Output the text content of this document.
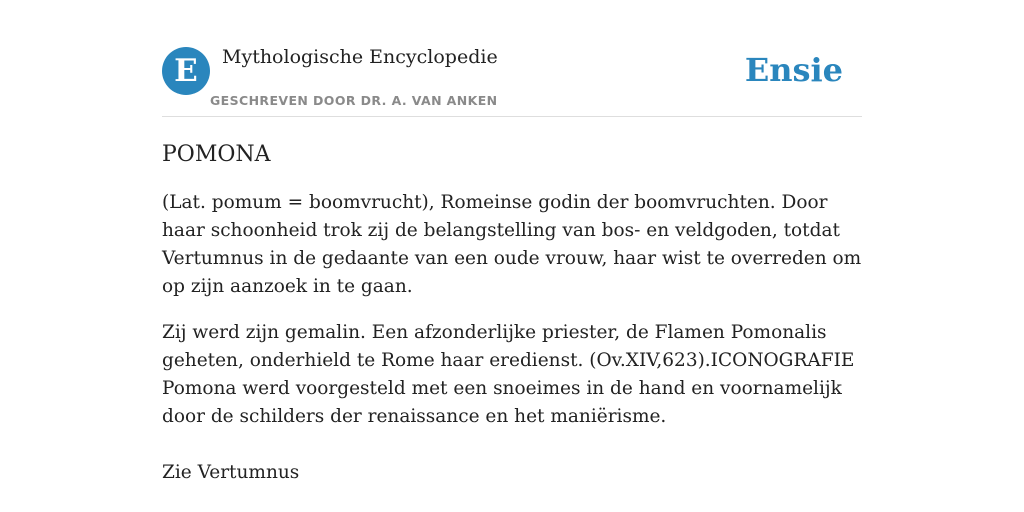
E	Mythologische Encyclopedie
GESCHREVEN DOOR DR. A. VAN ANKEN
Ensie
POMONA

(Lat. pomum = boomvrucht), Romeinse godin der boomvruchten. Door haar schoonheid trok zij de belangstelling van bos- en veldgoden, totdat Vertumnus in de gedaante van een oude vrouw, haar wist te overreden om op zijn aanzoek in te gaan.

Zij werd zijn gemalin. Een afzonderlijke priester, de Flamen Pomonalis geheten, onderhield te Rome haar eredienst. (Ov.XIV,623).ICONOGRAFIE Pomona werd voorgesteld met een snoeimes in de hand en voornamelijk door de schilders der renaissance en het maniërisme.

Zie Vertumnus
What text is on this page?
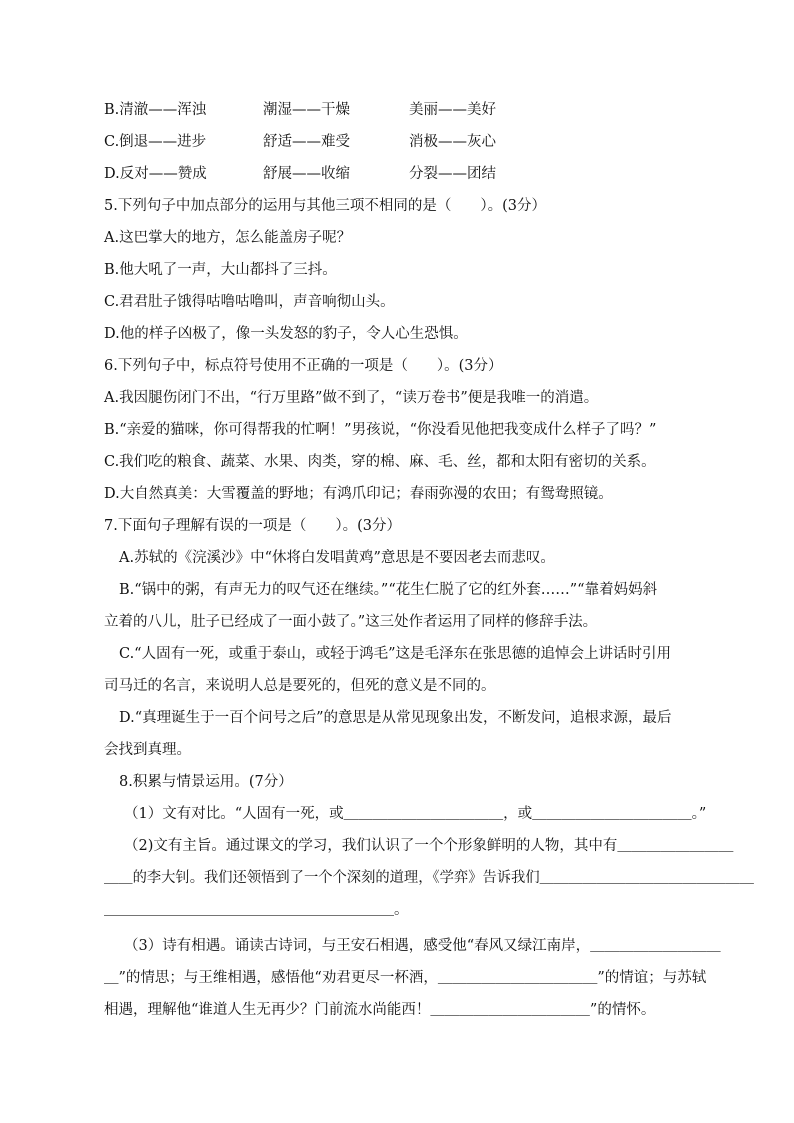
B.清澈——浑浊	潮湿——干燥	美丽——美好
C.倒退——进步	舒适——难受	消极——灰心
D.反对——赞成	舒展——收缩	分裂——团结
5.下列句子中加点部分的运用与其他三项不相同的是（　　）。(3分）
A.这巴掌大的地方，怎么能盖房子呢？
B.他大吼了一声，大山都抖了三抖。
C.君君肚子饿得咕噜咕噜叫，声音响彻山头。
D.他的样子凶极了，像一头发怒的豹子，令人心生恐惧。
6.下列句子中，标点符号使用不正确的一项是（　　）。(3分）
A.我因腿伤闭门不出，“行万里路”做不到了，“读万卷书”便是我唯一的消遣。
B.“亲爱的猫咪，你可得帮我的忙啊！”男孩说，“你没看见他把我变成什么样子了吗？”
C.我们吃的粮食、蔬菜、水果、肉类，穿的棉、麻、毛、丝，都和太阳有密切的关系。
D.大自然真美：大雪覆盖的野地；有鸿爪印记；春雨弥漫的农田；有鸳鸯照镜。
7.下面句子理解有误的一项是（　　）。(3分）
A.苏轼的《浣溪沙》中“休将白发唱黄鸡”意思是不要因老去而悲叹。
B.“锅中的粥，有声无力的叹气还在继续。”“花生仁脱了它的红外套……”“靠着妈妈斜
立着的八儿，肚子已经成了一面小鼓了。”这三处作者运用了同样的修辞手法。
C.“人固有一死，或重于泰山，或轻于鸿毛”这是毛泽东在张思德的追悼会上讲话时引用
司马迁的名言，来说明人总是要死的，但死的意义是不同的。
D.“真理诞生于一百个问号之后”的意思是从常见现象出发，不断发问，追根求源，最后
会找到真理。
8.积累与情景运用。(7分）
（1）文有对比。“人固有一死，或＿＿＿＿＿＿＿＿＿＿＿，或＿＿＿＿＿＿＿＿＿＿＿。”
（2)文有主旨。通过课文的学习，我们认识了一个个形象鲜明的人物，其中有＿＿＿＿＿＿＿＿
＿＿的李大钊。我们还领悟到了一个个深刻的道理，《学弈》告诉我们＿＿＿＿＿＿＿＿＿＿＿＿＿＿＿
＿＿＿＿＿＿＿＿＿＿＿＿＿＿＿＿＿＿＿＿。
（3）诗有相遇。诵读古诗词，与王安石相遇，感受他“春风又绿江南岸，＿＿＿＿＿＿＿＿＿
＿”的情思；与王维相遇，感悟他“劝君更尽一杯酒，＿＿＿＿＿＿＿＿＿＿＿”的情谊；与苏轼
相遇，理解他“谁道人生无再少？门前流水尚能西！＿＿＿＿＿＿＿＿＿＿＿”的情怀。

▬▬▬▬▬▬

* _Objective_
From the entries, copy out each line containing the word "text".

* _Output for this exercise_
Output the text content of this document.
What text is on this page?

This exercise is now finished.